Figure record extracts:
══════
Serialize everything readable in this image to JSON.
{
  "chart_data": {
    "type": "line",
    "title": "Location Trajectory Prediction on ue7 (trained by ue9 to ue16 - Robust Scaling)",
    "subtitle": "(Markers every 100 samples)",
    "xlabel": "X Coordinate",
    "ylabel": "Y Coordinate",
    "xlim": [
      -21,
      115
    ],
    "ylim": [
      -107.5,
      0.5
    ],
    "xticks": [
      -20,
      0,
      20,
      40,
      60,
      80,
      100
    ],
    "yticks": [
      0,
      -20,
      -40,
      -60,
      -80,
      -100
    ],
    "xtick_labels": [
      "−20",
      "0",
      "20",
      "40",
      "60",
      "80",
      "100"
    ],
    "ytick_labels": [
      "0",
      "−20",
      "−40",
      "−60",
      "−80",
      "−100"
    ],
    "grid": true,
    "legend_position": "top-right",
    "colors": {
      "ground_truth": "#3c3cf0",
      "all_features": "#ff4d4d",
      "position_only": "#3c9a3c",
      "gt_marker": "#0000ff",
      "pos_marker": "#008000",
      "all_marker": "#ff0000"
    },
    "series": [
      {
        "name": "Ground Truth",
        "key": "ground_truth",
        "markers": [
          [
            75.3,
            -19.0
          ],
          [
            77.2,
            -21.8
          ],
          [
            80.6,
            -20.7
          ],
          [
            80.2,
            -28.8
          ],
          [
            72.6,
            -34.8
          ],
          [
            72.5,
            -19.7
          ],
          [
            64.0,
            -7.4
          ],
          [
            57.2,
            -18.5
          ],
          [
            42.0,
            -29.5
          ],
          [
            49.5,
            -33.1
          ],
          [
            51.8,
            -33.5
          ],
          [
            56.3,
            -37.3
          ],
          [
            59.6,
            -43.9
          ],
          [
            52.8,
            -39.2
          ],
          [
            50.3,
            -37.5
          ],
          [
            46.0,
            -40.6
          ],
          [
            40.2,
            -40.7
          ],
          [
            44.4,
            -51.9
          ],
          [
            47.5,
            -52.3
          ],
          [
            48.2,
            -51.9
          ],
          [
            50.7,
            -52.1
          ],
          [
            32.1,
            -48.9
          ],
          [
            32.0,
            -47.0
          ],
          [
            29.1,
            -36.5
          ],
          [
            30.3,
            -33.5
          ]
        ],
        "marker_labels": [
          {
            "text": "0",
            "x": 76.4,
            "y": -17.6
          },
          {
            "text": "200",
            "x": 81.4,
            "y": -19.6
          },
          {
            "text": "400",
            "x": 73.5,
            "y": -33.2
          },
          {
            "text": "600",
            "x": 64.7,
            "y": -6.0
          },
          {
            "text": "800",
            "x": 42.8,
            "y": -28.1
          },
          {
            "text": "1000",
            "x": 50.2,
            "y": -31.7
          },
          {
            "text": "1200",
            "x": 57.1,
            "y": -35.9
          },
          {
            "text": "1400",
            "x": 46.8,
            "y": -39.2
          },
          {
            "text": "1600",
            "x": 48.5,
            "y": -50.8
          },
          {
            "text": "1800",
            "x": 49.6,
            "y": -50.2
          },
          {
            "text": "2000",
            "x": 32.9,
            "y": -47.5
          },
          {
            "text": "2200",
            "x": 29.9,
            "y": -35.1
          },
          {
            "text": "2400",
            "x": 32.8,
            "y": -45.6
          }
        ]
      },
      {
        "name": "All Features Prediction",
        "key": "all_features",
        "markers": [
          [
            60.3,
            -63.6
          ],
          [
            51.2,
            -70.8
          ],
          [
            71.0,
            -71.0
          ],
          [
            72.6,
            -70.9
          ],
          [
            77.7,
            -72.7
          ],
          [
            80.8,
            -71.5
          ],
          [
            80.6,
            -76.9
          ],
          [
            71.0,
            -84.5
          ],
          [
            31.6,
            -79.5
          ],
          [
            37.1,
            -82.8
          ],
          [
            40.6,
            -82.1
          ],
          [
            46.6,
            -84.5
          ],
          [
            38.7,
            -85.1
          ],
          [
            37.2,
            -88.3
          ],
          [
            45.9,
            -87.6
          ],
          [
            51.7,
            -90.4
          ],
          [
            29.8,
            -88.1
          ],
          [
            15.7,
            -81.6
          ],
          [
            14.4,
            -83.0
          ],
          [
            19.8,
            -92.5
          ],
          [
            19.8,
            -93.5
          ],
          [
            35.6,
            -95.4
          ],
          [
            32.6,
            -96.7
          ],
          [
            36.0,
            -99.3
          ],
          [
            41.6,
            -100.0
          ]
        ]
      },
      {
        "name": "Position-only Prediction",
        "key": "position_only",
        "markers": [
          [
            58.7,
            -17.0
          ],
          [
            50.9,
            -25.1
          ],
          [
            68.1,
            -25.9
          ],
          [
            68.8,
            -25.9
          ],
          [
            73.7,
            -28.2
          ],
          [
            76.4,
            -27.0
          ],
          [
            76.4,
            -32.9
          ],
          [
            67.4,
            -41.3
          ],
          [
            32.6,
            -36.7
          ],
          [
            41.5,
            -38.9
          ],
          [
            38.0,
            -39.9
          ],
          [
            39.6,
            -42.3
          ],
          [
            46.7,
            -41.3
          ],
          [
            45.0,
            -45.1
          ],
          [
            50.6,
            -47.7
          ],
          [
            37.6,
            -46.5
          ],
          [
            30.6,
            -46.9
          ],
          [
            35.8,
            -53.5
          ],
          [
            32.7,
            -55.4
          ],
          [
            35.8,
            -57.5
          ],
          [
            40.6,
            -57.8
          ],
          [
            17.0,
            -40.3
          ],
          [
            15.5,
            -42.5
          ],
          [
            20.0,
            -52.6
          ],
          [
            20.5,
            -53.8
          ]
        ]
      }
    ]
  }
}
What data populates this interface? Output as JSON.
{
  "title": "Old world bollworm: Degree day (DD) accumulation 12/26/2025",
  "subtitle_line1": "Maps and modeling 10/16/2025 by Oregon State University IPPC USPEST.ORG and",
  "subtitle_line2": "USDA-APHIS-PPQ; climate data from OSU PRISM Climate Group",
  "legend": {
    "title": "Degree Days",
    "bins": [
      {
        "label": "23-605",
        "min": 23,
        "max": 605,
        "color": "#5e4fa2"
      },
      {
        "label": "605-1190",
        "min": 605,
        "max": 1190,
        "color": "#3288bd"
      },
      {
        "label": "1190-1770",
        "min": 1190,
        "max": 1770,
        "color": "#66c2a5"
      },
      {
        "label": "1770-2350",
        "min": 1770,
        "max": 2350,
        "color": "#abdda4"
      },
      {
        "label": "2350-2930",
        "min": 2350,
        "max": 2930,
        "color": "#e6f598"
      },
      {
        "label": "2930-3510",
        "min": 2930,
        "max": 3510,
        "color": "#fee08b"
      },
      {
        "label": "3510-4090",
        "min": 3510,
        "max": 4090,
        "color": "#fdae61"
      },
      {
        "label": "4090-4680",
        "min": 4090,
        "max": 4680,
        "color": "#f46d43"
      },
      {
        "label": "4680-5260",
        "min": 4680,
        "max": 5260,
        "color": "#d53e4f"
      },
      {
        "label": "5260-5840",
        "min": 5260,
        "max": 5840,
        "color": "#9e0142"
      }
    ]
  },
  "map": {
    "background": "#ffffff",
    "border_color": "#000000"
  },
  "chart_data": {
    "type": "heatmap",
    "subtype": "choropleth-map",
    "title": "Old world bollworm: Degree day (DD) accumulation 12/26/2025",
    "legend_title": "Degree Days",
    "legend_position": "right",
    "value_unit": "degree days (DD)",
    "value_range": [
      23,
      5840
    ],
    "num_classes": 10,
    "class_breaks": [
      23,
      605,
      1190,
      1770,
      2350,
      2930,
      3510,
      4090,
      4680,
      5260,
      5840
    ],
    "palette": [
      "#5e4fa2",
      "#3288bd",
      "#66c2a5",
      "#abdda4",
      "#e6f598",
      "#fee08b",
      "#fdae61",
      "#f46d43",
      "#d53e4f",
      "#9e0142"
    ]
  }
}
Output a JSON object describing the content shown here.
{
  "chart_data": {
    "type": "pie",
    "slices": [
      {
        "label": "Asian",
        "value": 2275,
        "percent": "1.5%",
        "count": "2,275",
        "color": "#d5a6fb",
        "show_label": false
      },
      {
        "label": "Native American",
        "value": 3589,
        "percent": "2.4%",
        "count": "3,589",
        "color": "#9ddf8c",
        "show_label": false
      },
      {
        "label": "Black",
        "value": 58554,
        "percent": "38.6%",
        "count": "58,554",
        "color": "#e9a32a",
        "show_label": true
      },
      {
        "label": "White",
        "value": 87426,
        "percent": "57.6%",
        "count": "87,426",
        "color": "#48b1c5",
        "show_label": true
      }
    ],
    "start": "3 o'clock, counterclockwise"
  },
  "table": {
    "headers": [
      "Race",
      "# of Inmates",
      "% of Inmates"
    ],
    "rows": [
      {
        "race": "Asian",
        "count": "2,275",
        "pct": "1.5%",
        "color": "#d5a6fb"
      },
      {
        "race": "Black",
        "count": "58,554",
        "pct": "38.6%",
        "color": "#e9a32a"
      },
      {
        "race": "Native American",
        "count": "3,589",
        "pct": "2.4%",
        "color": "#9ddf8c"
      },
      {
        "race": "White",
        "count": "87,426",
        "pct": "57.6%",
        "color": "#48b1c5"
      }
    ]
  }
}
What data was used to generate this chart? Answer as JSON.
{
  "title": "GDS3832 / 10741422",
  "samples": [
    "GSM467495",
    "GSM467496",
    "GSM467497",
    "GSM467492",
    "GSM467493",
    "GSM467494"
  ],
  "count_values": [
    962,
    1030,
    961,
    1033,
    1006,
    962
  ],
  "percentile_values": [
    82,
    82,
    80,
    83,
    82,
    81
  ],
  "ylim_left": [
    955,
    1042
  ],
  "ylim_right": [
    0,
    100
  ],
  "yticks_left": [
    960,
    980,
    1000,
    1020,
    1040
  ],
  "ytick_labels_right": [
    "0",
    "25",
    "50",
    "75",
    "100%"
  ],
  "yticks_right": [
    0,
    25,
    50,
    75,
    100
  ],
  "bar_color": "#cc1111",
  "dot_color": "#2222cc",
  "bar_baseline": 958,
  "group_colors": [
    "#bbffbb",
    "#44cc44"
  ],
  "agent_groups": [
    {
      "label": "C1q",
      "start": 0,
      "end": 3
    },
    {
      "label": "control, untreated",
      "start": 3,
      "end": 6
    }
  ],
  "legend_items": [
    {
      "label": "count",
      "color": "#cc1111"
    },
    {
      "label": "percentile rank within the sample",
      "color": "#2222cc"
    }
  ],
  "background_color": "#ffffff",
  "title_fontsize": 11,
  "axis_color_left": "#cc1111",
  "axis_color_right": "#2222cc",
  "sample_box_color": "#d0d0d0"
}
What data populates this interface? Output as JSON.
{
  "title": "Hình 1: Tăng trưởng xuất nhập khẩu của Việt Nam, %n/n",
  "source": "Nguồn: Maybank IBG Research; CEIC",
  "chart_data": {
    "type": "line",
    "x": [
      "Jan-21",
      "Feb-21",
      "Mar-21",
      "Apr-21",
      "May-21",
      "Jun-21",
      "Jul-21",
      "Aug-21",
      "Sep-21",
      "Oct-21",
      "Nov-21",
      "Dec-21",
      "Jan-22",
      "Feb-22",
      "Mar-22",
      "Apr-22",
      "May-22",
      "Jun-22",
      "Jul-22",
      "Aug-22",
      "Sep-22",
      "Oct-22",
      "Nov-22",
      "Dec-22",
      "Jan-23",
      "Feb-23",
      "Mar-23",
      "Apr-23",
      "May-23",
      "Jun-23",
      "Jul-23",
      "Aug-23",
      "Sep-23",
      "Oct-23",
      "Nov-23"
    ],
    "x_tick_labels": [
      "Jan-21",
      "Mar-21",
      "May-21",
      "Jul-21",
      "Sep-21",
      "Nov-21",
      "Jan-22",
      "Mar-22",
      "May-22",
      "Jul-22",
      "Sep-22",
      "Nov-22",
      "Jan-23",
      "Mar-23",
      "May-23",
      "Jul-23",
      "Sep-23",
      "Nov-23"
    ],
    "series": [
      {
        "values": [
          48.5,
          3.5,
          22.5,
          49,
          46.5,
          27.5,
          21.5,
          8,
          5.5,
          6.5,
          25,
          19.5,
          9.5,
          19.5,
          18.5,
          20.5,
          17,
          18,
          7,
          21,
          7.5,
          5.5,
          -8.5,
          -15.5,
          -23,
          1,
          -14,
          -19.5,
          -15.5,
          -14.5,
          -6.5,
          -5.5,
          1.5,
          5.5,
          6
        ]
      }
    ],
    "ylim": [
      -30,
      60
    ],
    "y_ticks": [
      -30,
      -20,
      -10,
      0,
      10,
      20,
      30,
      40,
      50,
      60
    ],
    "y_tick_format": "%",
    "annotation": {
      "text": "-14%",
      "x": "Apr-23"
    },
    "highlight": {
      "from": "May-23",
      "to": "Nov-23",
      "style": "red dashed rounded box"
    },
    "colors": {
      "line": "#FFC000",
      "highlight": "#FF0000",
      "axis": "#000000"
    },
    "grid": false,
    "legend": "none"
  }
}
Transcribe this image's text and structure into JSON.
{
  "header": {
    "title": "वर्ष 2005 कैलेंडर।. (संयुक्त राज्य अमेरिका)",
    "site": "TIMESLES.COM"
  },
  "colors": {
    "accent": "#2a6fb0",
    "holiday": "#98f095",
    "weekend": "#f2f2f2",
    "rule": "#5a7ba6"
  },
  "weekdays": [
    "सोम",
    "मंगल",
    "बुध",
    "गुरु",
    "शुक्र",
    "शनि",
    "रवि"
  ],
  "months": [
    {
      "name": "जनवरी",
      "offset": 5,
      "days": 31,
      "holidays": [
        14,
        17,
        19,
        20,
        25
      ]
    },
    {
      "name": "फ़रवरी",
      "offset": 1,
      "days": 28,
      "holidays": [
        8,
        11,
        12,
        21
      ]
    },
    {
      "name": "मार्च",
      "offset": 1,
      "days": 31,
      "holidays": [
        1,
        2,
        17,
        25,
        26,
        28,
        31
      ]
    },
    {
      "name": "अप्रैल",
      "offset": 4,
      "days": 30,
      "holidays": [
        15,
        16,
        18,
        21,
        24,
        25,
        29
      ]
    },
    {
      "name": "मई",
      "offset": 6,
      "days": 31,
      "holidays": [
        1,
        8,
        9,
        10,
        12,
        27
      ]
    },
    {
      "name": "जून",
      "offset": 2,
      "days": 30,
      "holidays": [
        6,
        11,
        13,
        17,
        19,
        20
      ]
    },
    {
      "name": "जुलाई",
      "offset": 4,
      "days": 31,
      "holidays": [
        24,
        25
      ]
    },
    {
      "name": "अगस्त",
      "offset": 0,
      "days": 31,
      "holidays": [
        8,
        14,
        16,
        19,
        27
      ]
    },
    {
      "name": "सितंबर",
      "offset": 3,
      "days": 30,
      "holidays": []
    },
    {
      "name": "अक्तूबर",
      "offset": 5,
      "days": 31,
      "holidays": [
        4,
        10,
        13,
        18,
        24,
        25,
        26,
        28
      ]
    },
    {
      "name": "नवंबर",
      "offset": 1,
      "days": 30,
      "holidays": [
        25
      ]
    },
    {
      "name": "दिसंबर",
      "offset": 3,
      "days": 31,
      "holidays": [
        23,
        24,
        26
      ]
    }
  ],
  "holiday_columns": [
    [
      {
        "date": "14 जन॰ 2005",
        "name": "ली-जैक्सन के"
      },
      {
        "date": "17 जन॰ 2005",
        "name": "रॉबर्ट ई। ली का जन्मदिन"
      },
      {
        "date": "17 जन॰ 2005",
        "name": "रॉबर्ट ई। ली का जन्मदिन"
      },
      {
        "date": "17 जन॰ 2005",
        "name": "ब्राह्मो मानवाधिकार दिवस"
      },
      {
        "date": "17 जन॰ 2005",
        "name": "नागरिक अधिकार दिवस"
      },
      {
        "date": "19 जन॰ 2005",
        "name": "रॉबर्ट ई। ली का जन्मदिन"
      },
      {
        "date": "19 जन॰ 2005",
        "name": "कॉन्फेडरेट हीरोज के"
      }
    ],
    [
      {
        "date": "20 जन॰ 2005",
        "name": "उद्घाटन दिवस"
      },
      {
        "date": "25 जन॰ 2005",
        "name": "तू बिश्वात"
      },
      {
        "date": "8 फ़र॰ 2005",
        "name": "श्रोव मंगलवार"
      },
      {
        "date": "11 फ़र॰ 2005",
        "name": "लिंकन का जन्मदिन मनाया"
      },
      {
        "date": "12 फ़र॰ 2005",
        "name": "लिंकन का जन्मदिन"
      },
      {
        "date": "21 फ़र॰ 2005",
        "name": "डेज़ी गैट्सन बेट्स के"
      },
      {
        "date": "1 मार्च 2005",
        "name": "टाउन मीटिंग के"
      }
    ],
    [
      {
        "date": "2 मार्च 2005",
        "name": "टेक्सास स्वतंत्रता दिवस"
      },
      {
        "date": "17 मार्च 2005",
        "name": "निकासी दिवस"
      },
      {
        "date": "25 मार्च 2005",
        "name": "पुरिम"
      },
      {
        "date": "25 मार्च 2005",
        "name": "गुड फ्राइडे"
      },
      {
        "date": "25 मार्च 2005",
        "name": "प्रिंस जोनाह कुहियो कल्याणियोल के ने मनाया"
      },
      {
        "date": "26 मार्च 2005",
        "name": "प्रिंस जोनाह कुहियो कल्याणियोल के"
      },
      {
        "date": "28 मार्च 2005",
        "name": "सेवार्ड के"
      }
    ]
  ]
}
══════
**Short task:** Only the number is wanted: how many lines in the preceding entries hold the string "image"?

**Answer:** 2